The request:
Write out the records word for word, with no pictures.

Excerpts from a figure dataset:
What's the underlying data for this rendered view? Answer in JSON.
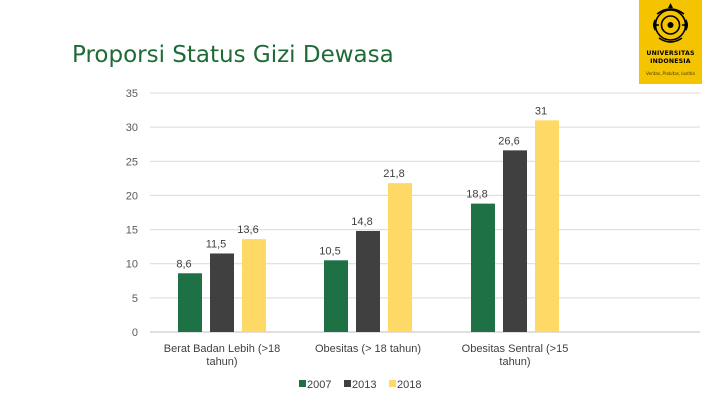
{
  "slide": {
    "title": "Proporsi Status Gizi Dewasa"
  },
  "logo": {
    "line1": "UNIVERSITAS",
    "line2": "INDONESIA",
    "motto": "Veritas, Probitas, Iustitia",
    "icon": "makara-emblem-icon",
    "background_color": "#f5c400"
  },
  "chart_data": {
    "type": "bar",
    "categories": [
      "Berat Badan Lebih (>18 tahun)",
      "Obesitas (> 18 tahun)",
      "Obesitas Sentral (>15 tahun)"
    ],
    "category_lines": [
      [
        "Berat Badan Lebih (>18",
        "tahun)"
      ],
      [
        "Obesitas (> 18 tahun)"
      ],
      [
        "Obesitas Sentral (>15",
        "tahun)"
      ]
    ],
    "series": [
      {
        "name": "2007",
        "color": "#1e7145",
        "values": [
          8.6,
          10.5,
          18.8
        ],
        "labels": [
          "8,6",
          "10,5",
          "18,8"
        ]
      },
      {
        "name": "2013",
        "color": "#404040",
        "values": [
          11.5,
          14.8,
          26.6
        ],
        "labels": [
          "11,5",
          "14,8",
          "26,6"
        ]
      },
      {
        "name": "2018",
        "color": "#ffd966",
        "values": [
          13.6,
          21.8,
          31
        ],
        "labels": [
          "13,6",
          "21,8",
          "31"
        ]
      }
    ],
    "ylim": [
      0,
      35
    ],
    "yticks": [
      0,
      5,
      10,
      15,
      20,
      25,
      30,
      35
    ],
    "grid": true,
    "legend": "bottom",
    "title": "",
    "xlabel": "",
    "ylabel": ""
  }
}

Written solution:
What's the underlying data for this rendered view? Answer in JSON.
{
  "slide": {
    "title": "Proporsi Status Gizi Dewasa"
  },
  "logo": {
    "line1": "UNIVERSITAS",
    "line2": "INDONESIA",
    "motto": "Veritas, Probitas, Iustitia",
    "icon": "makara-emblem-icon",
    "background_color": "#f5c400"
  },
  "chart_data": {
    "type": "bar",
    "categories": [
      "Berat Badan Lebih (>18 tahun)",
      "Obesitas (> 18 tahun)",
      "Obesitas Sentral (>15 tahun)"
    ],
    "category_lines": [
      [
        "Berat Badan Lebih (>18",
        "tahun)"
      ],
      [
        "Obesitas (> 18 tahun)"
      ],
      [
        "Obesitas Sentral (>15",
        "tahun)"
      ]
    ],
    "series": [
      {
        "name": "2007",
        "color": "#1e7145",
        "values": [
          8.6,
          10.5,
          18.8
        ],
        "labels": [
          "8,6",
          "10,5",
          "18,8"
        ]
      },
      {
        "name": "2013",
        "color": "#404040",
        "values": [
          11.5,
          14.8,
          26.6
        ],
        "labels": [
          "11,5",
          "14,8",
          "26,6"
        ]
      },
      {
        "name": "2018",
        "color": "#ffd966",
        "values": [
          13.6,
          21.8,
          31
        ],
        "labels": [
          "13,6",
          "21,8",
          "31"
        ]
      }
    ],
    "ylim": [
      0,
      35
    ],
    "yticks": [
      0,
      5,
      10,
      15,
      20,
      25,
      30,
      35
    ],
    "grid": true,
    "legend": "bottom",
    "title": "",
    "xlabel": "",
    "ylabel": ""
  }
}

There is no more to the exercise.